• REQUEST: In the records below, pick out all lines containing the word "местного".

***

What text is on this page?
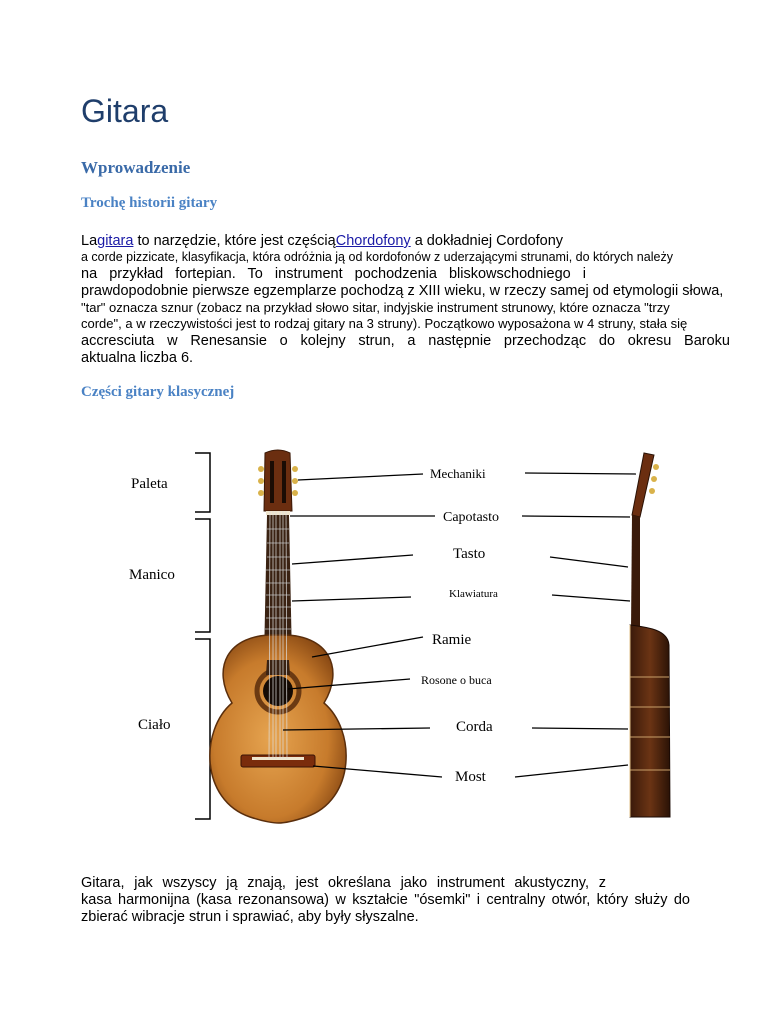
Gitara
Wprowadzenie
Trochę historii gitary
Lagitara to narzędzie, które jest częściąChordofony a dokładniej Cordofony
a corde pizzicate, klasyfikacja, która odróżnia ją od kordofonów z uderzającymi strunami, do których należy
na przykład fortepian. To instrument pochodzenia bliskowschodniego i
prawdopodobnie pierwsze egzemplarze pochodzą z XIII wieku, w rzeczy samej od etymologii słowa,
"tar" oznacza sznur (zobacz na przykład słowo sitar, indyjskie instrument strunowy, które oznacza "trzy
corde", a w rzeczywistości jest to rodzaj gitary na 3 struny). Początkowo wyposażona w 4 struny, stała się
accresciuta w Renesansie o kolejny strun, a następnie przechodząc do okresu Baroku
aktualna liczba 6.
Części gitary klasycznej
Paleta
Manico
Ciało
Mechaniki
Capotasto
Tasto
Klawiatura
Ramie
Rosone o buca
Corda
Most
Gitara, jak wszyscy ją znają, jest określana jako instrument akustyczny, z
kasa harmonijna (kasa rezonansowa) w kształcie "ósemki" i centralny otwór, który służy do
zbierać wibracje strun i sprawiać, aby były słyszalne.
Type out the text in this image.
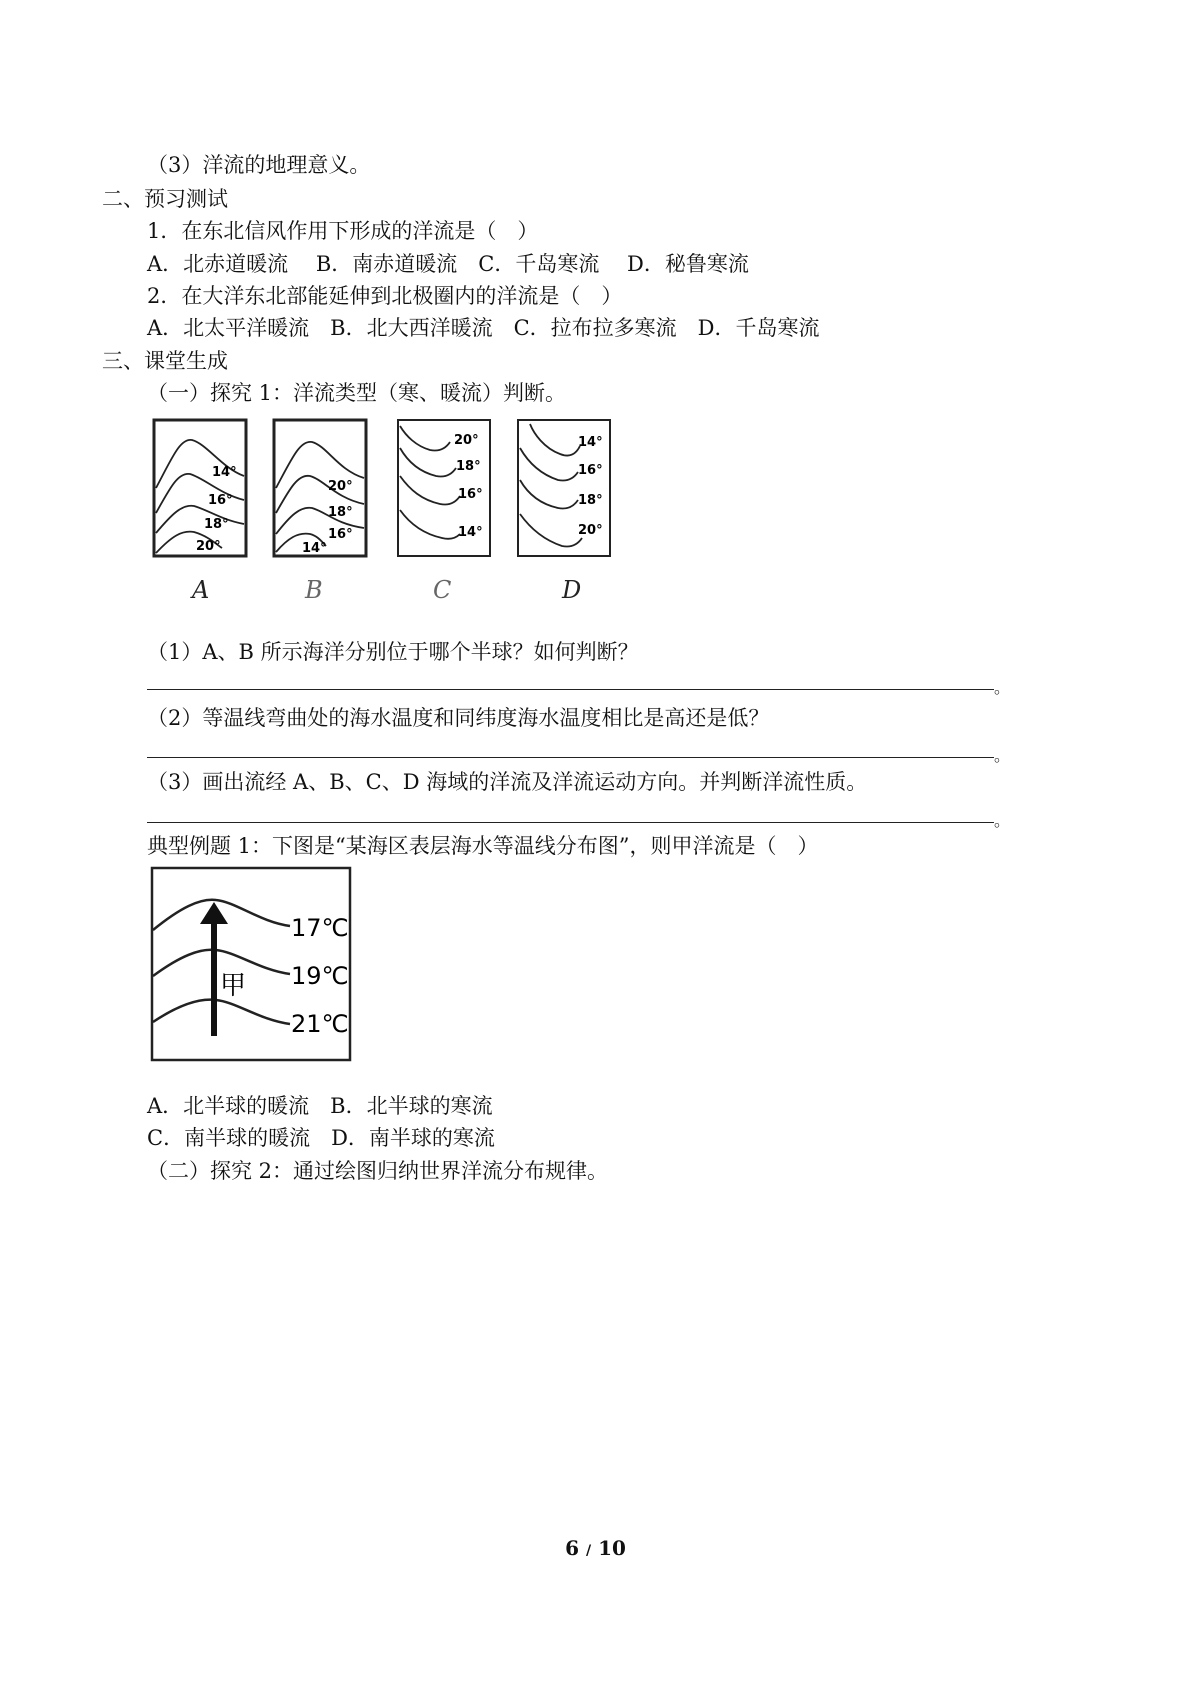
（3）洋流的地理意义。
二、预习测试
1．在东北信风作用下形成的洋流是（　）
A．北赤道暖流　 B．南赤道暖流　C．千岛寒流　 D．秘鲁寒流
2．在大洋东北部能延伸到北极圈内的洋流是（　）
A．北太平洋暖流　B．北大西洋暖流　C．拉布拉多寒流　D．千岛寒流
三、课堂生成
（一）探究 1：洋流类型（寒、暖流）判断。
14°
16°
18°
20°
20°
18°
16°
14°
20°
18°
16°
14°
14°
16°
18°
20°
A	B	C	D
（1）A、B 所示海洋分别位于哪个半球？如何判断？
。
（2）等温线弯曲处的海水温度和同纬度海水温度相比是高还是低？
。
（3）画出流经 A、B、C、D 海域的洋流及洋流运动方向。并判断洋流性质。
。
典型例题 1：下图是“某海区表层海水等温线分布图”，则甲洋流是（　）
17℃
19℃
21℃
甲
A．北半球的暖流　B．北半球的寒流
C．南半球的暖流　D．南半球的寒流
（二）探究 2：通过绘图归纳世界洋流分布规律。
6 / 10
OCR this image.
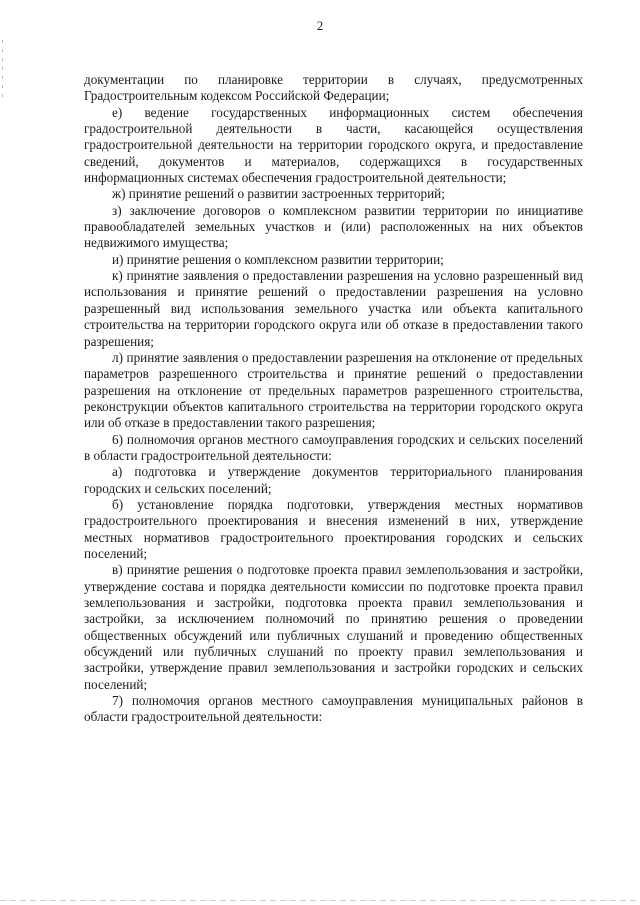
2

документации по планировке территории в случаях, предусмотренных Градостроительным кодексом Российской Федерации;

е) ведение государственных информационных систем обеспечения градостроительной деятельности в части, касающейся осуществления градостроительной деятельности на территории городского округа, и предоставление сведений, документов и материалов, содержащихся в государственных информационных системах обеспечения градостроительной деятельности;

ж) принятие решений о развитии застроенных территорий;

з) заключение договоров о комплексном развитии территории по инициативе правообладателей земельных участков и (или) расположенных на них объектов недвижимого имущества;

и) принятие решения о комплексном развитии территории;

к) принятие заявления о предоставлении разрешения на условно разрешенный вид использования и принятие решений о предоставлении разрешения на условно разрешенный вид использования земельного участка или объекта капитального строительства на территории городского округа или об отказе в предоставлении такого разрешения;

л) принятие заявления о предоставлении разрешения на отклонение от предельных параметров разрешенного строительства и принятие решений о предоставлении разрешения на отклонение от предельных параметров разрешенного строительства, реконструкции объектов капитального строительства на территории городского округа или об отказе в предоставлении такого разрешения;

6) полномочия органов местного самоуправления городских и сельских поселений в области градостроительной деятельности:

а) подготовка и утверждение документов территориального планирования городских и сельских поселений;

б) установление порядка подготовки, утверждения местных нормативов градостроительного проектирования и внесения изменений в них, утверждение местных нормативов градостроительного проектирования городских и сельских поселений;

в) принятие решения о подготовке проекта правил землепользования и застройки, утверждение состава и порядка деятельности комиссии по подготовке проекта правил землепользования и застройки, подготовка проекта правил землепользования и застройки, за исключением полномочий по принятию решения о проведении общественных обсуждений или публичных слушаний и проведению общественных обсуждений или публичных слушаний по проекту правил землепользования и застройки, утверждение правил землепользования и застройки городских и сельских поселений;

7) полномочия органов местного самоуправления муниципальных районов в области градостроительной деятельности:
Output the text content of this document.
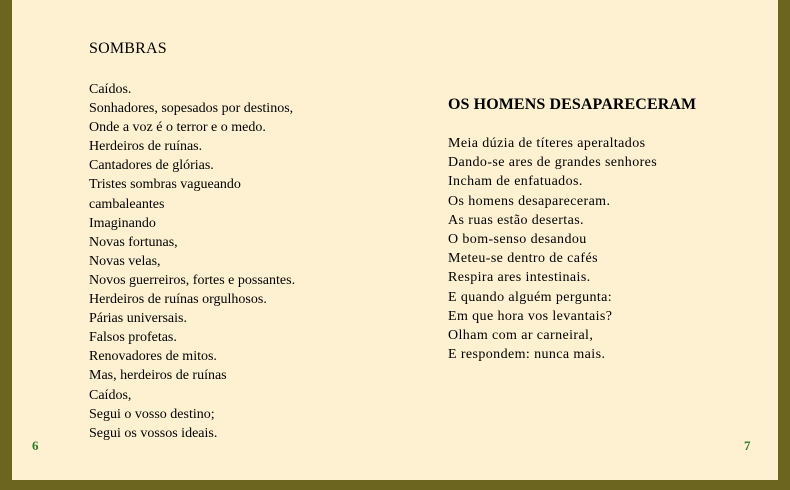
SOMBRAS
Caídos.
Sonhadores, sopesados por destinos,
Onde a voz é o terror e o medo.
Herdeiros de ruínas.
Cantadores de glórias.
Tristes sombras vagueando
cambaleantes
Imaginando
Novas fortunas,
Novas velas,
Novos guerreiros, fortes e possantes.
Herdeiros de ruínas orgulhosos.
Párias universais.
Falsos profetas.
Renovadores de mitos.
Mas, herdeiros de ruínas
Caídos,
Segui o vosso destino;
Segui os vossos ideais.
OS HOMENS DESAPARECERAM
Meia dúzia de títeres aperaltados
Dando-se ares de grandes senhores
Incham de enfatuados.
Os homens desapareceram.
As ruas estão desertas.
O bom-senso desandou
Meteu-se dentro de cafés
Respira ares intestinais.
E quando alguém pergunta:
Em que hora vos levantais?
Olham com ar carneiral,
E respondem: nunca mais.
6	7
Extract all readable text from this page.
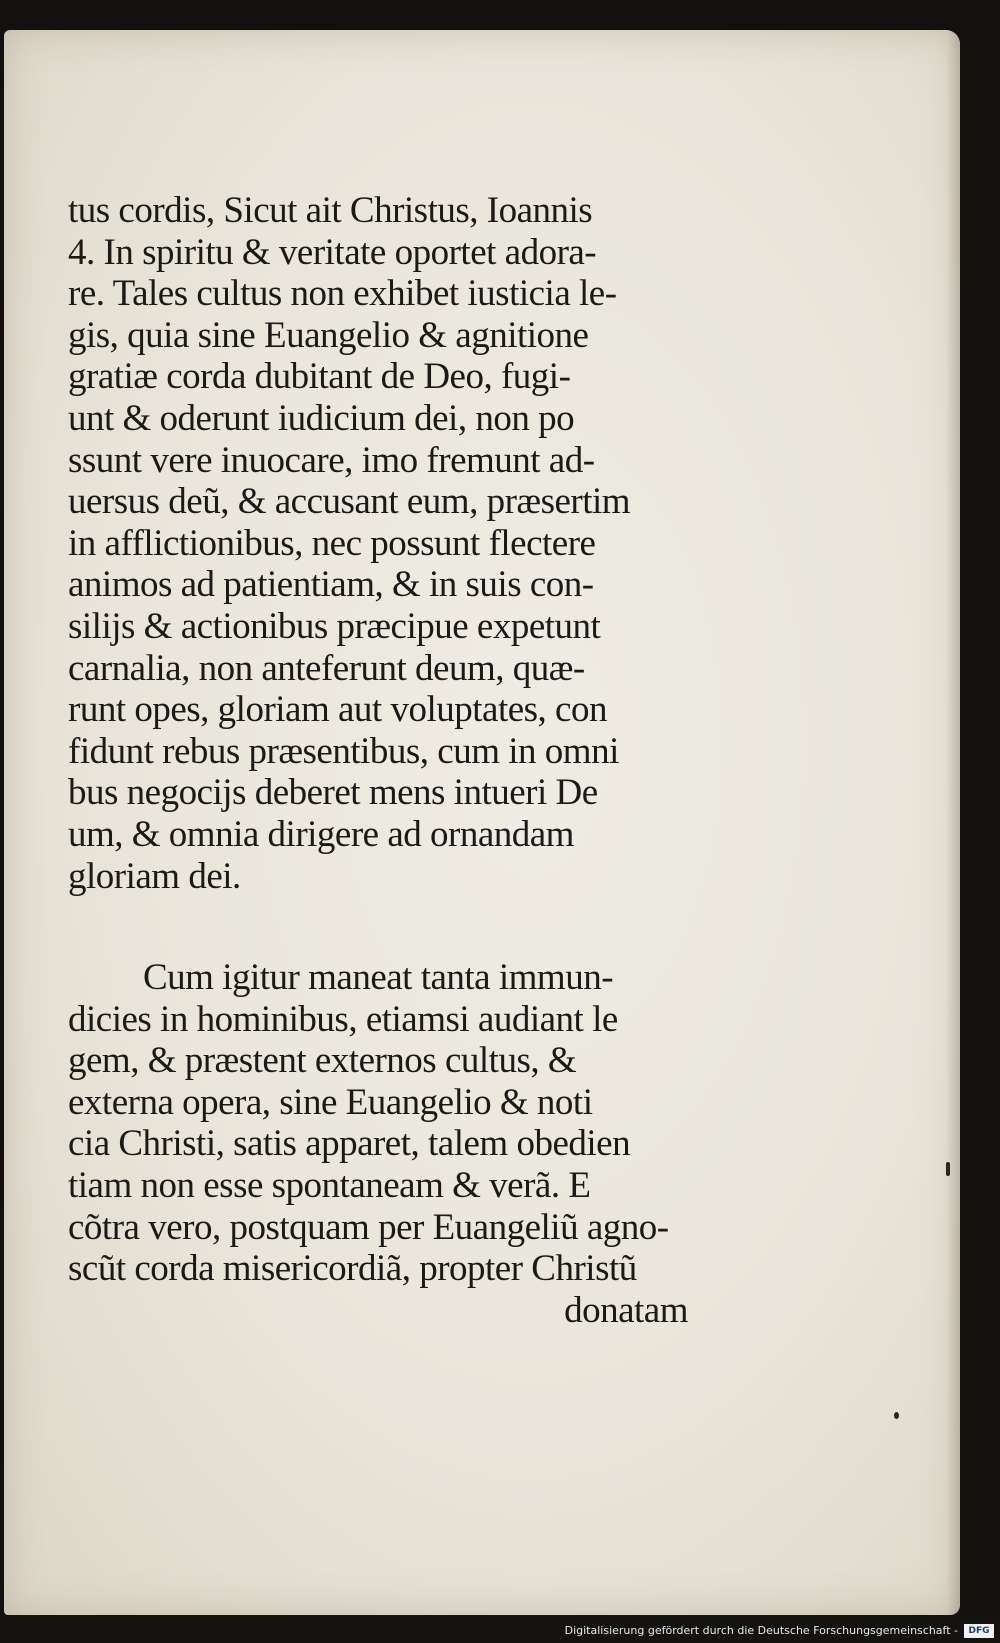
tus cordis, Sicut ait Christus, Ioannis
4. In spiritu & veritate oportet adora-
re. Tales cultus non exhibet iusticia le-
gis, quia sine Euangelio & agnitione
gratiæ corda dubitant de Deo, fugi-
unt & oderunt iudicium dei, non po
ssunt vere inuocare, imo fremunt ad-
uersus deũ, & accusant eum, præsertim
in afflictionibus, nec possunt flectere
animos ad patientiam, & in suis con-
silijs & actionibus præcipue expetunt
carnalia, non anteferunt deum, quæ-
runt opes, gloriam aut voluptates, con
fidunt rebus præsentibus, cum in omni
bus negocijs deberet mens intueri De
um, & omnia dirigere ad ornandam
gloriam dei.
Cum igitur maneat tanta immun-
dicies in hominibus, etiamsi audiant le
gem, & præstent externos cultus, &
externa opera, sine Euangelio & noti
cia Christi, satis apparet, talem obedien
tiam non esse spontaneam & verã. E
cõtra vero, postquam per Euangeliũ agno-
scũt corda misericordiã, propter Christũ
donatam
Digitalisierung gefördert durch die Deutsche Forschungsgemeinschaft -	DFG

***

• RESPONSE TO THIS EXERCISE:
6) полномочия органов местного самоуправления городских и сельских поселений в области градостроительной деятельности:
7) полномочия органов местного самоуправления муниципальных районов в области градостроительной деятельности:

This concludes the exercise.